Renvoyez à l'identique l'extrait du texte sur la médiation scolaire entre pairs, de « Depuis de nombreuses » à « cela fonctionne-t-il ? ».

▸ **Texte à lire**:
>>>
Depuis de nombreuses années (année scolaire 2006/2007), l'école du Val de Bootz de Laval a mis en place la médiation scolaire entre pairs pour améliorer les relations entre les élèves au sein de l'établissement. Formation des adultes, formation des élèves, organisation et outils spécifiques... comment tout cela fonctionne-t-il ?

mots clés : échanger, école primaire, conflit, citoyenneté, médiation, langage


omme tout établissement scolaire, cette école primaire a été confrontée aux difficultés à faire vivre ensemble tous ses élèves. Les violences physiques et verbales sont en effet insupportables dans tous les espaces scolaires, mais aussi gestes d'incivilité, tensions, malaises qui perturbent et empêchent d'être disponible aux apprentissages. Une réflexion a été menée et l'école a mis en place un conseil d'école enfants, des articulations entre le scolaire et le périscolaire. Mais lors de la rédaction du nouveau projet d'établissement en 2006 et à partir du bilan des années précédentes, les enseignants ont ressenti le besoin d'aller plus loin, d'approfondir leur réflexion et d'expérimenter des dispositifs plus efficaces. En tant qu'école d'application, recevant de nombreux stagiaires, l'équipe se trouve naturellement questionnée par de futurs enseignants sur la gestion des élèves perturbateurs. Il n'est pas toujours facile pour les adultes de comprendre ce qui se passe réellement quand il y a conflit, on ne voit souvent que le geste violent qui a parfois été instillé de façon moins visible par des élèves apparemment au-delà de tout soupçon... Les sanctions, si elles sont nécessaires, ne sont pas toujours adaptées ni efficaces. Et la gravité accordée aux problèmes n'est pas ressentie de la même façon par un adulte et par un jeune. Comment affronter toutes ces situations ?

Une formation pour tous

En 2006, l'occasion se présente sous la forme d'un appel à projet sur la prévention de la violence émanant du GRSP (Groupe régional de la santé publique) qui propose de financer des projets qui seront acceptés après validation. La direction de la médecine scolaire de l'inspection académique, contactée par la directrice, lui propose la médiation par les pairs et la met en contact avec l'association "Génération médiateurs". Les objectifs et les méthodes de cette association semblent correspondre aux attentes de l'équipe, alors un dossier est monté pour financer d'abord une formation. Celle-ci est inscrite au plan départemental pour que l'établissement puisse bénéficier d'enseignants remplaçants. La mairie accepte également de remplacer ses personnels, car c'est toute l'équipe éducative qui est concernée : enseignants, animateurs périscolaires, Atsem, EVS... On y inclura même quelques parents, membres du conseil d'école. Ces trois jours de "Formation à la régulation positive des conflits et médiation par les pairs" sont assurés par l'association (voir annexe). Les adultes découvrent alors et expérimentent les outils de formation qu'ils utiliseront ensuite pour former les élèves qui deviendront médiateurs. Ils sont mis en situation de vivre à leur niveau ce qu'ils exigeront ensuite des élèves : connaissance de soi, communication, capacités d'écoute, compréhension des mécanismes des conflits... Il s'agira ensuite de mettre en œuvre ces acquis.
<<<
▸ **Relevé des données**:
>>>
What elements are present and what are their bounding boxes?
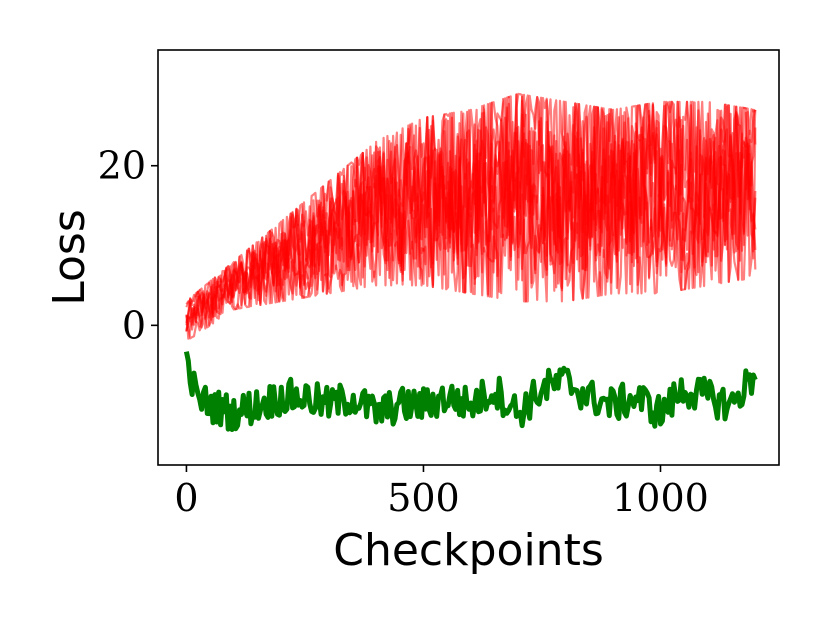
red-series-line-9 [185, 128, 757, 340]
y-tick-label: 0 [122, 303, 146, 347]
y-axis-ticks: 0 20 [98, 144, 158, 347]
series-layer [183, 92, 758, 432]
plot-frame [157, 49, 780, 466]
y-tick-label: 20 [98, 144, 146, 188]
x-tick-label: 0 [174, 476, 198, 520]
y-axis-label: Loss [44, 209, 95, 306]
red-series-line-8 [185, 92, 757, 324]
green-series-line [183, 351, 758, 432]
x-axis-label: Checkpoints [333, 525, 604, 576]
x-axis-ticks: 0 500 1000 [174, 465, 709, 520]
red-series-line-10 [185, 93, 757, 332]
x-tick-label: 500 [387, 476, 460, 520]
x-tick-label: 1000 [612, 476, 709, 520]
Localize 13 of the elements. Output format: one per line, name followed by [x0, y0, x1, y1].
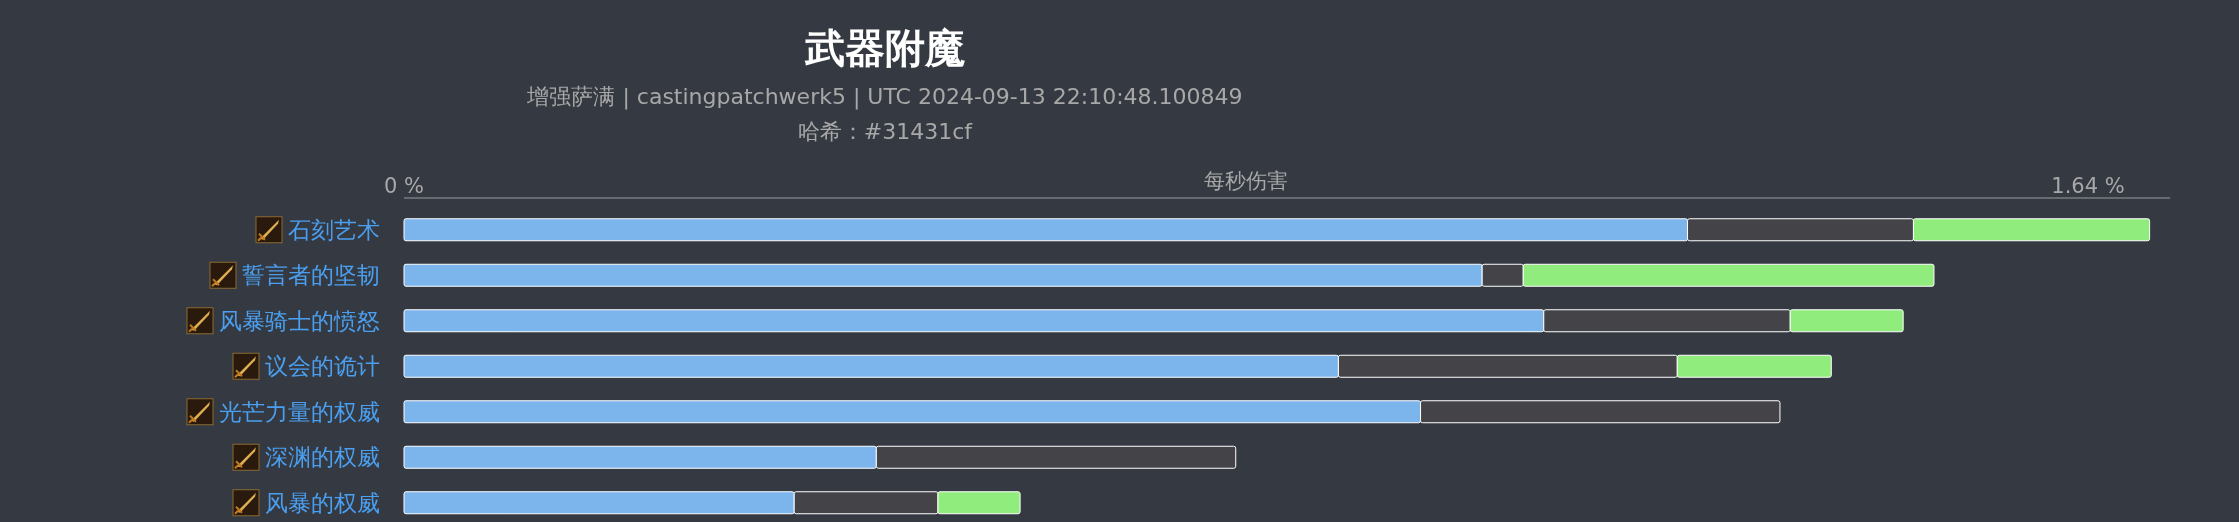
y-tick-label: 石刻艺术: [288, 216, 380, 243]
y-tick-label: 风暴骑士的愤怒: [219, 307, 380, 334]
chart-title: 武器附魔: [804, 25, 965, 71]
chart-subtitle: 增强萨满 | castingpatchwerk5 | UTC 2024-09-13 22:10:48.100849: [526, 84, 1243, 110]
y-tick-label: 誓言者的坚韧: [242, 262, 380, 289]
x-tick-label: 0 %: [384, 174, 424, 198]
y-tick-label: 议会的诡计: [265, 353, 380, 380]
y-tick-label: 风暴的权威: [265, 489, 380, 516]
x-axis-title: 每秒伤害: [1204, 169, 1288, 193]
x-tick-label: 1.64 %: [2051, 174, 2125, 198]
text: 哈希：#31431cf: [797, 119, 974, 144]
y-tick-label: 深渊的权威: [265, 444, 380, 471]
y-tick-label: 光芒力量的权威: [219, 398, 380, 425]
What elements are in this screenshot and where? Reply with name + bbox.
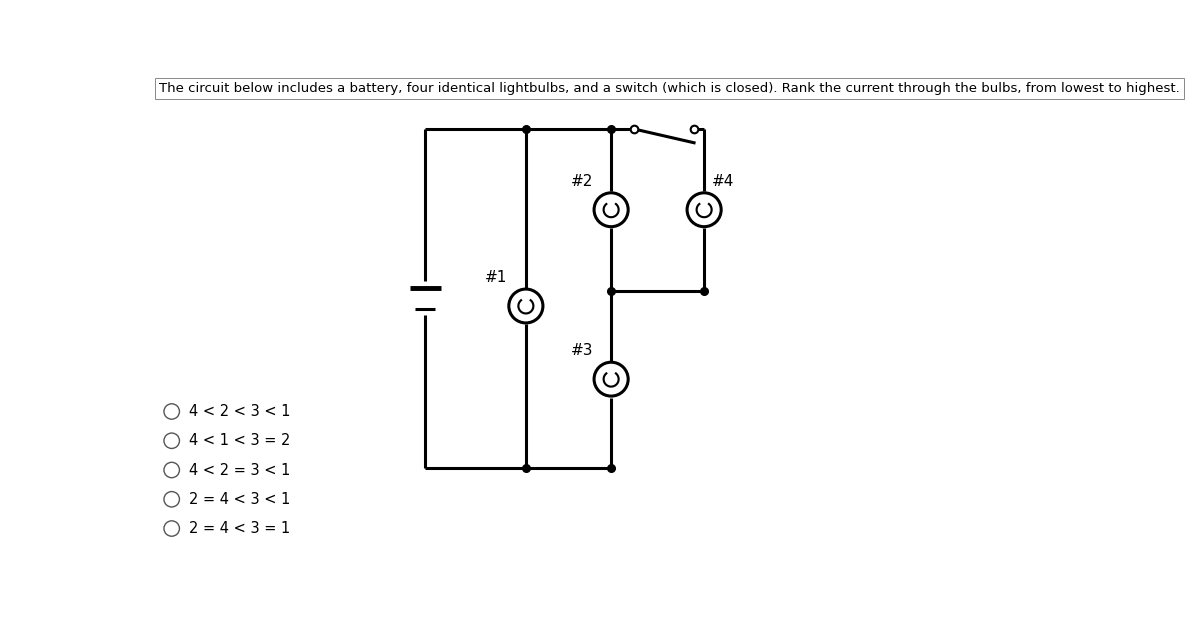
Text: #3: #3 <box>570 343 593 358</box>
Text: 4 < 1 < 3 = 2: 4 < 1 < 3 = 2 <box>188 433 290 448</box>
Text: 2 = 4 < 3 = 1: 2 = 4 < 3 = 1 <box>188 521 290 536</box>
Text: 2 = 4 < 3 < 1: 2 = 4 < 3 < 1 <box>188 492 290 507</box>
Text: 4 < 2 < 3 < 1: 4 < 2 < 3 < 1 <box>188 404 290 419</box>
Text: #4: #4 <box>712 174 734 189</box>
Text: #1: #1 <box>485 270 508 285</box>
Text: #2: #2 <box>570 174 593 189</box>
Text: 4 < 2 = 3 < 1: 4 < 2 = 3 < 1 <box>188 462 290 478</box>
Text: The circuit below includes a battery, four identical lightbulbs, and a switch (w: The circuit below includes a battery, fo… <box>160 82 1180 95</box>
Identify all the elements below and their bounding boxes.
<<<
▸ **Corrigé**:
Depuis de nombreuses années (année scolaire 2006/2007), l'école du Val de Bootz de Laval a mis en place la médiation scolaire entre pairs pour améliorer les relations entre les élèves au sein de l'établissement. Formation des adultes, formation des élèves, organisation et outils spécifiques... comment tout cela fonctionne-t-il ?